### [INSTRUKSI TUGAS]
Tuliskan lanjutan teks tentang perjalanan berusaha mendapatkan anak, dimulai tepat setelah kalimat terakhirnya.

Dan karena semua ini gak terlihat dari luar, kadang ekspektasi orang—bahkan pasangan—jadi gak nyambung. Aku ngerti kenapa, tapi itu gak bikin beban di kepala jadi lebih ringan.
Yang paling berat bukan cuma rasa sakit fisik. Tapi suara-suara di kepala yang makin berisik. Aku mulai nanya ke diri sendiri: am I even cut out to be a mom? Kalau sekarang aja aku struggling segini kerasnya, nanti gimana?
Aku takut. Takut kalau ternyata aku gak cukup sabar. Gak cukup stabil. Gak cukup baik buat jadi ibu.
Ada momen-momen gelap di mana aku mikir, mungkin aku gak layak punya anak. Maybe this whole journey is proof bahwa aku belum, atau bahkan gak akan pernah, siap. And that thought? It kills me. Slowly.
Kita berdua juga sempat mikir: are we even meant to be parents? Bisa gak sih kita jadi dua orang dewasa yang aman dan suportif buat satu makhluk kecil yang completely vulnerable? Atau jangan-jangan ini semua adalah cara semesta bilang, "not yet"?
Dan itu bikin aku ngerasa stuck. Between wanting so bad, and questioning everything.
Finding Resilience and Hope, Again
Meskipun perjalanan TTC ini penuh jatuh-bangun, honestly, kalau aku tarik garis mundur... ada banyak progress yang udah kita capai. Memang belum sampai ke titik yang paling kita tunggu—dua garis merah itu—but somehow, tiap bulan tetap ada aja hal kecil yang bikin kita bertahan. Baby steps yang mungkin gak kelihatan di test pack, tapi kelihatan banget di hati.
Satu momen yang paling nempel di kepala: hari ketika aku sadar haidku datang lagi. That crash after so much hope? Brutal. Tapi malam itu juga, kita mutusin buat langsung ke dokter. Instead of drowning in sadness, we needed answers. Needed clarity.
Dan ternyata... everything's still okay. Dokternya bilang progres kita bagus, dan dia optimis. Dia nyaranin kita lanjut aja dulu dengan metode yang sama, at least lima kali percobaan lagi. Somehow, itu bikin aku dan suami ngerasa: okay, maybe we can do this. Maybe, insya Allah, salah satu dari lima itu adalah jalan kita.

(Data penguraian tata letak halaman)
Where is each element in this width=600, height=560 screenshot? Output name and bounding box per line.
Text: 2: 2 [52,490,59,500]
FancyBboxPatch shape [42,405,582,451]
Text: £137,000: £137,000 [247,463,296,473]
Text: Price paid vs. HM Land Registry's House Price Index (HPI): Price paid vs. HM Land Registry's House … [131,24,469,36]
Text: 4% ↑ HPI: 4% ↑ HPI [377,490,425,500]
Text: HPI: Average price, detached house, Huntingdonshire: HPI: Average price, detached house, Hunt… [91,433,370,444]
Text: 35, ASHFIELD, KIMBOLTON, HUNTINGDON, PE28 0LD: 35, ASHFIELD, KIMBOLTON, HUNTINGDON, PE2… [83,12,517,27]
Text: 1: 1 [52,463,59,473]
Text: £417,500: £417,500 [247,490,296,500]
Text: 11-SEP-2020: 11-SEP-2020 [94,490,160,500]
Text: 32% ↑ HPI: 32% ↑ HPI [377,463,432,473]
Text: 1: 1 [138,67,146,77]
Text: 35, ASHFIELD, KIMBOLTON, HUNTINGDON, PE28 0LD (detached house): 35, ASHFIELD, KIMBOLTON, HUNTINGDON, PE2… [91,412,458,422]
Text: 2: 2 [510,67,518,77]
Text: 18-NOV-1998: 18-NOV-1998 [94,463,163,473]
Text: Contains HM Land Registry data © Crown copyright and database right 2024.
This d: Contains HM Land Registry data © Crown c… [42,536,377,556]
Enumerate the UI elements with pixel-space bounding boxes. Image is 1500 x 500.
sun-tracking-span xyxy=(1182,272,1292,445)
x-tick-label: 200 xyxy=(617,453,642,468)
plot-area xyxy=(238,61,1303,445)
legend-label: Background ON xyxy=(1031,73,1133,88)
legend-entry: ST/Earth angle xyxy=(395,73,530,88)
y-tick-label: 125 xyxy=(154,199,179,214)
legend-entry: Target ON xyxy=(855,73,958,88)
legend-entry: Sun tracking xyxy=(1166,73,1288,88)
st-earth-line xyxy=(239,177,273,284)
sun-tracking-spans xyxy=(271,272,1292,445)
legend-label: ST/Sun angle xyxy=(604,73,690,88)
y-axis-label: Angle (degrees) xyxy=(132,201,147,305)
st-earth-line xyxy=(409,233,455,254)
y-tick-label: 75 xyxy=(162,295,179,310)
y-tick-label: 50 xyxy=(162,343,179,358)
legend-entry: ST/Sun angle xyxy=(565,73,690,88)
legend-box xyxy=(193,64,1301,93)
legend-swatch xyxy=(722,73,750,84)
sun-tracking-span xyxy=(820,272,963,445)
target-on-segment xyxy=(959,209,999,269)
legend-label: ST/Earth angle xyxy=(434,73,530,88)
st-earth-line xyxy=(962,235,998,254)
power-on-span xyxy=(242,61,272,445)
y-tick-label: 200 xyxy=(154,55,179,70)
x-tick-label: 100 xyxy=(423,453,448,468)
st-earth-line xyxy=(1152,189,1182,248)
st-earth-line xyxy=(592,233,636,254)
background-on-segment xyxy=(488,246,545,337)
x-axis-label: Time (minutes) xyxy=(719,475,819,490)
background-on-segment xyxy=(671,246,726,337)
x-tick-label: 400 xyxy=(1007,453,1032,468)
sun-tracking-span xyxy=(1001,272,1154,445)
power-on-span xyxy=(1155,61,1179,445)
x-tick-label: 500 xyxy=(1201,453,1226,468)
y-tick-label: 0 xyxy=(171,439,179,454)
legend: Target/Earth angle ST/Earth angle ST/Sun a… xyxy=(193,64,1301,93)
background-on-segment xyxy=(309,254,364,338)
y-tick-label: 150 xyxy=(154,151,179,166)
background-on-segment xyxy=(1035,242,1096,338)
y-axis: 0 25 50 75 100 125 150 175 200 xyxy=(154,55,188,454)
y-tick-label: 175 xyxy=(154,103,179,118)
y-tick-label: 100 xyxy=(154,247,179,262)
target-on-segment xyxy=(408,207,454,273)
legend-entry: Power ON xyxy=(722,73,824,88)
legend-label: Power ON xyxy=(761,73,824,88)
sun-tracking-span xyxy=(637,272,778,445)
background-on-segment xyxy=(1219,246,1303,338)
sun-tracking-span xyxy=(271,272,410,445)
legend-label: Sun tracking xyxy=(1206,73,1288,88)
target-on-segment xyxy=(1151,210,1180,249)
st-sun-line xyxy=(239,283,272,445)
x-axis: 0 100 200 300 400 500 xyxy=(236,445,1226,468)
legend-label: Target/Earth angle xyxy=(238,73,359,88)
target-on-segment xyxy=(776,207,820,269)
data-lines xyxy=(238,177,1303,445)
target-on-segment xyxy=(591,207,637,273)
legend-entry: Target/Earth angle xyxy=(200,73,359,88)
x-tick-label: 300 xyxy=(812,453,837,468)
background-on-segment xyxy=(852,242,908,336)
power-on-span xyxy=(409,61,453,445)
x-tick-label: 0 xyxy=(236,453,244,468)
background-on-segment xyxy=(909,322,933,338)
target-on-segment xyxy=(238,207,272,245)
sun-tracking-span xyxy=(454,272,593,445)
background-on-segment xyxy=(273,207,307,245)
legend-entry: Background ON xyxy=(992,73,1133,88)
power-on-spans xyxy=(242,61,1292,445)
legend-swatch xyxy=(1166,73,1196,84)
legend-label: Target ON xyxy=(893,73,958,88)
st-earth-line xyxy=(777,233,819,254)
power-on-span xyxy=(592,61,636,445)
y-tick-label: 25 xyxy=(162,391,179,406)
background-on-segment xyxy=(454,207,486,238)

### [HASIL LATIHAN]
Kalau dilihat lagi, perjalanan ini bukan cuma soal kehamilan. Tapi soal tumbuh bareng. Aku dan suami belajar lebih jujur soal perasaan. Lebih berani ngomong soal takut-takut yang selama ini dipendam. Kita belajar saling jadi penopang satu sama lain, especially pas lagi down.
And seriously, aku gak bisa cukup bilang betapa bersyukurnya aku sama suamiku. Dia bukan orang yang selalu tahu harus ngapain, tapi dia selalu ada. Dan itu, ternyata, jauh lebih penting daripada semua jawaban yang gak dia punya. Dalam kecewa, dia tetap berusaha bikin aku bertahan. Dan itu... aku gak akan pernah lupa.
Beberapa waktu lalu, aku ngobrol panjang sama salah satu sahabatku yang juga lagi jalanin program TTC. Sama-sama punya PCOS, sama-sama struggling, tapi dia cerita soal usahanya jaga berat badan buat bantu kesuburan. Dia pakai intermittent fasting, rutin olahraga, dan makan sehat.
Dan waktu dia ngomong, aku langsung... ouch. Bukan karena dia judging, tapi karena aku sadar: selama ini aku gak treat tubuhku dengan cukup respect. Aku terlalu fokus ke hasil, tapi lupa bahwa tubuhku juga butuh dirawat. Dan kalau aku pengen jadi tempat yang aman buat anak nanti, ya aku harus mulai dari jadi tempat yang sehat buat diriku sendiri dulu.
That convo was a wake-up call. Dan sejak itu, aku mulai pelan-pelan perbaiki lifestyle—bukan karena pengen kurus, tapi karena pengen kuat. Buat diri sendiri, buat masa depan, buat anak yang (semoga) akan datang.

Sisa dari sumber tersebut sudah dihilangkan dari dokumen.